[Dataset records on visual material]

****

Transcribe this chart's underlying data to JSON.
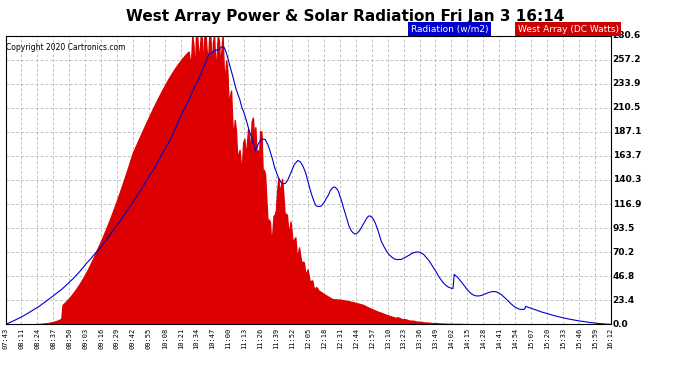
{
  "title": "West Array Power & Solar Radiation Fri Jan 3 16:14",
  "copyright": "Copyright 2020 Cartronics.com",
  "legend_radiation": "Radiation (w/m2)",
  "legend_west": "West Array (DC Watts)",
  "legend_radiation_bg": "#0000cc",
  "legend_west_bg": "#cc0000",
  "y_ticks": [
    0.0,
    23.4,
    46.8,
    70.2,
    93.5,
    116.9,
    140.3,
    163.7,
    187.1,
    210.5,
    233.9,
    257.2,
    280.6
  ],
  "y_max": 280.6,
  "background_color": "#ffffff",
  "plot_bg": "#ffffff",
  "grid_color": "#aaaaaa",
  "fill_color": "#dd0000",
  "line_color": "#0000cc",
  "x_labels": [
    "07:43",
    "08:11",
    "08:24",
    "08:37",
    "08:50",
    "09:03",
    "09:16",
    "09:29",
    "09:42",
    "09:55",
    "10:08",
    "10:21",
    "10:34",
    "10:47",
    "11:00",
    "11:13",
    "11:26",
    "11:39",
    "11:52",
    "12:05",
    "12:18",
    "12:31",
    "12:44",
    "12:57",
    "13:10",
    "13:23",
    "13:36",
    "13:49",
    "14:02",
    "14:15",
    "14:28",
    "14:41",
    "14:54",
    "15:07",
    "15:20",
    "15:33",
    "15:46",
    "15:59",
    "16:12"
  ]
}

****

▶ Problem: Print the full listing exactly, dropping the pictures.

▶ Solution for this exercise:
Transcribe this chart's underlying data to JSON.
{
  "title": "West Array Power & Solar Radiation Fri Jan 3 16:14",
  "copyright": "Copyright 2020 Cartronics.com",
  "legend_radiation": "Radiation (w/m2)",
  "legend_west": "West Array (DC Watts)",
  "legend_radiation_bg": "#0000cc",
  "legend_west_bg": "#cc0000",
  "y_ticks": [
    0.0,
    23.4,
    46.8,
    70.2,
    93.5,
    116.9,
    140.3,
    163.7,
    187.1,
    210.5,
    233.9,
    257.2,
    280.6
  ],
  "y_max": 280.6,
  "background_color": "#ffffff",
  "plot_bg": "#ffffff",
  "grid_color": "#aaaaaa",
  "fill_color": "#dd0000",
  "line_color": "#0000cc",
  "x_labels": [
    "07:43",
    "08:11",
    "08:24",
    "08:37",
    "08:50",
    "09:03",
    "09:16",
    "09:29",
    "09:42",
    "09:55",
    "10:08",
    "10:21",
    "10:34",
    "10:47",
    "11:00",
    "11:13",
    "11:26",
    "11:39",
    "11:52",
    "12:05",
    "12:18",
    "12:31",
    "12:44",
    "12:57",
    "13:10",
    "13:23",
    "13:36",
    "13:49",
    "14:02",
    "14:15",
    "14:28",
    "14:41",
    "14:54",
    "15:07",
    "15:20",
    "15:33",
    "15:46",
    "15:59",
    "16:12"
  ]
}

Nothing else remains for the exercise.